_Your goal:_ The entries below are to be repeated exactly as they stand.
— START Extracted records —
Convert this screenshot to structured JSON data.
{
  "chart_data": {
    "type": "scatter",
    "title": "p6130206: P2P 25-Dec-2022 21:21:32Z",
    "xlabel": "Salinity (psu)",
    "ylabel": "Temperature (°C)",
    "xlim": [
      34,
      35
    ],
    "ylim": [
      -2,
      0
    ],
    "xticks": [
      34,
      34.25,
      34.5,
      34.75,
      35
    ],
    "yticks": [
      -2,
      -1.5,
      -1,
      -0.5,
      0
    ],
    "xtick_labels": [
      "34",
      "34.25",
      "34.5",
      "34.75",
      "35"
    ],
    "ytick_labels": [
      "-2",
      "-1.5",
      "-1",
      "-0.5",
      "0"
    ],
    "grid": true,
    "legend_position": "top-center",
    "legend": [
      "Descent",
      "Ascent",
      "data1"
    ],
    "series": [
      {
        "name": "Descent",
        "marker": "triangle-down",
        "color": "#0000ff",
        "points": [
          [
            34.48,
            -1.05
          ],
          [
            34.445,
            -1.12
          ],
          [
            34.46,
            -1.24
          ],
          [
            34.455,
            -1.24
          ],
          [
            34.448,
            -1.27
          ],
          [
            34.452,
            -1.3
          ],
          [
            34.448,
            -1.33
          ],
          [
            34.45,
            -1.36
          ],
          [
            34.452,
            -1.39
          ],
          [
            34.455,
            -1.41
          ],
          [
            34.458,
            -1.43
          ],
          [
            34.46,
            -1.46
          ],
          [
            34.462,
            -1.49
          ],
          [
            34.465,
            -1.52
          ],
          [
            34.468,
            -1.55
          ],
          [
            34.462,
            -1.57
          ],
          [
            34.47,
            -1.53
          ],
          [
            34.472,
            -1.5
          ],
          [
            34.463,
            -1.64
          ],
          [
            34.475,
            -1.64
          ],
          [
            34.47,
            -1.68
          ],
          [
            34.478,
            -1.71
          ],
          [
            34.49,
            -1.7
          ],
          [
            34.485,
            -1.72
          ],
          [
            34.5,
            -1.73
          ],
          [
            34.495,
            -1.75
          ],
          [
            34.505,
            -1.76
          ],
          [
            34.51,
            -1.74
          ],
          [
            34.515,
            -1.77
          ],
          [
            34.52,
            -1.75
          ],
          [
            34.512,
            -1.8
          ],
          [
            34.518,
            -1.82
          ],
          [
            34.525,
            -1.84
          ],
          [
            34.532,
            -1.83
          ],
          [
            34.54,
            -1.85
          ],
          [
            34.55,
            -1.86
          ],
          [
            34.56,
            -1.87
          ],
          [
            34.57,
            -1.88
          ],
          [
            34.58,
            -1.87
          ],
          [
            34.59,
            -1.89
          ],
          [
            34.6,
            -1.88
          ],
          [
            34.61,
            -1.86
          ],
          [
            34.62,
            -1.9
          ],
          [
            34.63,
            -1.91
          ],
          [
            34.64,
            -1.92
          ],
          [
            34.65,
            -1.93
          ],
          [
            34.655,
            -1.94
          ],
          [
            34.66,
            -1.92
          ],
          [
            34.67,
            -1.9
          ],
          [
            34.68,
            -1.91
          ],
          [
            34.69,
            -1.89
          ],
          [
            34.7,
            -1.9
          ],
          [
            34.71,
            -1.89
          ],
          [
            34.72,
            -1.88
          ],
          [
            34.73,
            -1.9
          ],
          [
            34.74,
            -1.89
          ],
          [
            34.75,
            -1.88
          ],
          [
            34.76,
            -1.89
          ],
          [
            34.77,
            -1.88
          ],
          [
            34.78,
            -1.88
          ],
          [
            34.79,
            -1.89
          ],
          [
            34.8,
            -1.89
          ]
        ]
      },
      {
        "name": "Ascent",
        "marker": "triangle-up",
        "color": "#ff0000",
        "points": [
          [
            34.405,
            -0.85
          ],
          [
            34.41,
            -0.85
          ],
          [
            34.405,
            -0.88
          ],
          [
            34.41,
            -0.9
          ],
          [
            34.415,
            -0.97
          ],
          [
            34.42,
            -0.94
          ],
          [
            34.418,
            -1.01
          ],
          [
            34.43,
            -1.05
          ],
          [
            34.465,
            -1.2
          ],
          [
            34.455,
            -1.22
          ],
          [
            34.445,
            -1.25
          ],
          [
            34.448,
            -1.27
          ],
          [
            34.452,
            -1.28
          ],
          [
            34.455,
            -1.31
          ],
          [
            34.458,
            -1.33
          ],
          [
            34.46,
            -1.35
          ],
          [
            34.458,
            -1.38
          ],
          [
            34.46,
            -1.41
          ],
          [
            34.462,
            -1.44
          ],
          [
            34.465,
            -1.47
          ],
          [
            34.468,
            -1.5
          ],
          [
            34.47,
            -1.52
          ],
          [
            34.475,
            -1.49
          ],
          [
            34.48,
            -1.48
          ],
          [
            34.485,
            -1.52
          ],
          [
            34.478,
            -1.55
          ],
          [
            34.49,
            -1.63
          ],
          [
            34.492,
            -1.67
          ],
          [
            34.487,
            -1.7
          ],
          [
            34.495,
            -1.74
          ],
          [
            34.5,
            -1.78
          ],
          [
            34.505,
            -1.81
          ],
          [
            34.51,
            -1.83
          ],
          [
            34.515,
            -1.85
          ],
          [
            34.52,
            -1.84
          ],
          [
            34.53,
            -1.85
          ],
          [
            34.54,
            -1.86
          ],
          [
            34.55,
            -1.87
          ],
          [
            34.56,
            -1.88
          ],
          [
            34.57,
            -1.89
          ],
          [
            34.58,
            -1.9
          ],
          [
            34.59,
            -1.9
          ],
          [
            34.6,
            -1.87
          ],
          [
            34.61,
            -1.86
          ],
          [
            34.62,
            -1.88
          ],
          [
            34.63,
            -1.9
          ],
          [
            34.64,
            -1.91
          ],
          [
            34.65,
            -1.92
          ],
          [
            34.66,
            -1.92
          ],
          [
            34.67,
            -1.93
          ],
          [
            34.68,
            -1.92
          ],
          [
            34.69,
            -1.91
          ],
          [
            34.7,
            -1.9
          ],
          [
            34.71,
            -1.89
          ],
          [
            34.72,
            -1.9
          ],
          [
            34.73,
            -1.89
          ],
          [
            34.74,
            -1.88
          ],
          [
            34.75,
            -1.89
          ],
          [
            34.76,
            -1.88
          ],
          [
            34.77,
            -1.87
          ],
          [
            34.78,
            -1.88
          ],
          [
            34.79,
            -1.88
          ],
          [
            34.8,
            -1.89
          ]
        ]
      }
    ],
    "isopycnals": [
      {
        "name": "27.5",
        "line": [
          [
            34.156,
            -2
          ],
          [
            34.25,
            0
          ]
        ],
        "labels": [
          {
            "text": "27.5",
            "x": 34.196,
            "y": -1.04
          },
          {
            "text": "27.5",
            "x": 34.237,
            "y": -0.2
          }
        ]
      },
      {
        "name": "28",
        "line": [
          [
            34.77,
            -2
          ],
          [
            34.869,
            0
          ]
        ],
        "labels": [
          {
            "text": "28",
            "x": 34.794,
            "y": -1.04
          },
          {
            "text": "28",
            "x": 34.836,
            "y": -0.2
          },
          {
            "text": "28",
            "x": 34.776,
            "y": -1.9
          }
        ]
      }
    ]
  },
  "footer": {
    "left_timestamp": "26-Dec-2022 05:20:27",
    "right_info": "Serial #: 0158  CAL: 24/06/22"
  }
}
— END Extracted records —
_Reply to the exercise:_
Convert this screenshot to structured JSON data.
{
  "chart_data": {
    "type": "scatter",
    "title": "p6130206: P2P 25-Dec-2022 21:21:32Z",
    "xlabel": "Salinity (psu)",
    "ylabel": "Temperature (°C)",
    "xlim": [
      34,
      35
    ],
    "ylim": [
      -2,
      0
    ],
    "xticks": [
      34,
      34.25,
      34.5,
      34.75,
      35
    ],
    "yticks": [
      -2,
      -1.5,
      -1,
      -0.5,
      0
    ],
    "xtick_labels": [
      "34",
      "34.25",
      "34.5",
      "34.75",
      "35"
    ],
    "ytick_labels": [
      "-2",
      "-1.5",
      "-1",
      "-0.5",
      "0"
    ],
    "grid": true,
    "legend_position": "top-center",
    "legend": [
      "Descent",
      "Ascent",
      "data1"
    ],
    "series": [
      {
        "name": "Descent",
        "marker": "triangle-down",
        "color": "#0000ff",
        "points": [
          [
            34.48,
            -1.05
          ],
          [
            34.445,
            -1.12
          ],
          [
            34.46,
            -1.24
          ],
          [
            34.455,
            -1.24
          ],
          [
            34.448,
            -1.27
          ],
          [
            34.452,
            -1.3
          ],
          [
            34.448,
            -1.33
          ],
          [
            34.45,
            -1.36
          ],
          [
            34.452,
            -1.39
          ],
          [
            34.455,
            -1.41
          ],
          [
            34.458,
            -1.43
          ],
          [
            34.46,
            -1.46
          ],
          [
            34.462,
            -1.49
          ],
          [
            34.465,
            -1.52
          ],
          [
            34.468,
            -1.55
          ],
          [
            34.462,
            -1.57
          ],
          [
            34.47,
            -1.53
          ],
          [
            34.472,
            -1.5
          ],
          [
            34.463,
            -1.64
          ],
          [
            34.475,
            -1.64
          ],
          [
            34.47,
            -1.68
          ],
          [
            34.478,
            -1.71
          ],
          [
            34.49,
            -1.7
          ],
          [
            34.485,
            -1.72
          ],
          [
            34.5,
            -1.73
          ],
          [
            34.495,
            -1.75
          ],
          [
            34.505,
            -1.76
          ],
          [
            34.51,
            -1.74
          ],
          [
            34.515,
            -1.77
          ],
          [
            34.52,
            -1.75
          ],
          [
            34.512,
            -1.8
          ],
          [
            34.518,
            -1.82
          ],
          [
            34.525,
            -1.84
          ],
          [
            34.532,
            -1.83
          ],
          [
            34.54,
            -1.85
          ],
          [
            34.55,
            -1.86
          ],
          [
            34.56,
            -1.87
          ],
          [
            34.57,
            -1.88
          ],
          [
            34.58,
            -1.87
          ],
          [
            34.59,
            -1.89
          ],
          [
            34.6,
            -1.88
          ],
          [
            34.61,
            -1.86
          ],
          [
            34.62,
            -1.9
          ],
          [
            34.63,
            -1.91
          ],
          [
            34.64,
            -1.92
          ],
          [
            34.65,
            -1.93
          ],
          [
            34.655,
            -1.94
          ],
          [
            34.66,
            -1.92
          ],
          [
            34.67,
            -1.9
          ],
          [
            34.68,
            -1.91
          ],
          [
            34.69,
            -1.89
          ],
          [
            34.7,
            -1.9
          ],
          [
            34.71,
            -1.89
          ],
          [
            34.72,
            -1.88
          ],
          [
            34.73,
            -1.9
          ],
          [
            34.74,
            -1.89
          ],
          [
            34.75,
            -1.88
          ],
          [
            34.76,
            -1.89
          ],
          [
            34.77,
            -1.88
          ],
          [
            34.78,
            -1.88
          ],
          [
            34.79,
            -1.89
          ],
          [
            34.8,
            -1.89
          ]
        ]
      },
      {
        "name": "Ascent",
        "marker": "triangle-up",
        "color": "#ff0000",
        "points": [
          [
            34.405,
            -0.85
          ],
          [
            34.41,
            -0.85
          ],
          [
            34.405,
            -0.88
          ],
          [
            34.41,
            -0.9
          ],
          [
            34.415,
            -0.97
          ],
          [
            34.42,
            -0.94
          ],
          [
            34.418,
            -1.01
          ],
          [
            34.43,
            -1.05
          ],
          [
            34.465,
            -1.2
          ],
          [
            34.455,
            -1.22
          ],
          [
            34.445,
            -1.25
          ],
          [
            34.448,
            -1.27
          ],
          [
            34.452,
            -1.28
          ],
          [
            34.455,
            -1.31
          ],
          [
            34.458,
            -1.33
          ],
          [
            34.46,
            -1.35
          ],
          [
            34.458,
            -1.38
          ],
          [
            34.46,
            -1.41
          ],
          [
            34.462,
            -1.44
          ],
          [
            34.465,
            -1.47
          ],
          [
            34.468,
            -1.5
          ],
          [
            34.47,
            -1.52
          ],
          [
            34.475,
            -1.49
          ],
          [
            34.48,
            -1.48
          ],
          [
            34.485,
            -1.52
          ],
          [
            34.478,
            -1.55
          ],
          [
            34.49,
            -1.63
          ],
          [
            34.492,
            -1.67
          ],
          [
            34.487,
            -1.7
          ],
          [
            34.495,
            -1.74
          ],
          [
            34.5,
            -1.78
          ],
          [
            34.505,
            -1.81
          ],
          [
            34.51,
            -1.83
          ],
          [
            34.515,
            -1.85
          ],
          [
            34.52,
            -1.84
          ],
          [
            34.53,
            -1.85
          ],
          [
            34.54,
            -1.86
          ],
          [
            34.55,
            -1.87
          ],
          [
            34.56,
            -1.88
          ],
          [
            34.57,
            -1.89
          ],
          [
            34.58,
            -1.9
          ],
          [
            34.59,
            -1.9
          ],
          [
            34.6,
            -1.87
          ],
          [
            34.61,
            -1.86
          ],
          [
            34.62,
            -1.88
          ],
          [
            34.63,
            -1.9
          ],
          [
            34.64,
            -1.91
          ],
          [
            34.65,
            -1.92
          ],
          [
            34.66,
            -1.92
          ],
          [
            34.67,
            -1.93
          ],
          [
            34.68,
            -1.92
          ],
          [
            34.69,
            -1.91
          ],
          [
            34.7,
            -1.9
          ],
          [
            34.71,
            -1.89
          ],
          [
            34.72,
            -1.9
          ],
          [
            34.73,
            -1.89
          ],
          [
            34.74,
            -1.88
          ],
          [
            34.75,
            -1.89
          ],
          [
            34.76,
            -1.88
          ],
          [
            34.77,
            -1.87
          ],
          [
            34.78,
            -1.88
          ],
          [
            34.79,
            -1.88
          ],
          [
            34.8,
            -1.89
          ]
        ]
      }
    ],
    "isopycnals": [
      {
        "name": "27.5",
        "line": [
          [
            34.156,
            -2
          ],
          [
            34.25,
            0
          ]
        ],
        "labels": [
          {
            "text": "27.5",
            "x": 34.196,
            "y": -1.04
          },
          {
            "text": "27.5",
            "x": 34.237,
            "y": -0.2
          }
        ]
      },
      {
        "name": "28",
        "line": [
          [
            34.77,
            -2
          ],
          [
            34.869,
            0
          ]
        ],
        "labels": [
          {
            "text": "28",
            "x": 34.794,
            "y": -1.04
          },
          {
            "text": "28",
            "x": 34.836,
            "y": -0.2
          },
          {
            "text": "28",
            "x": 34.776,
            "y": -1.9
          }
        ]
      }
    ]
  },
  "footer": {
    "left_timestamp": "26-Dec-2022 05:20:27",
    "right_info": "Serial #: 0158  CAL: 24/06/22"
  }
}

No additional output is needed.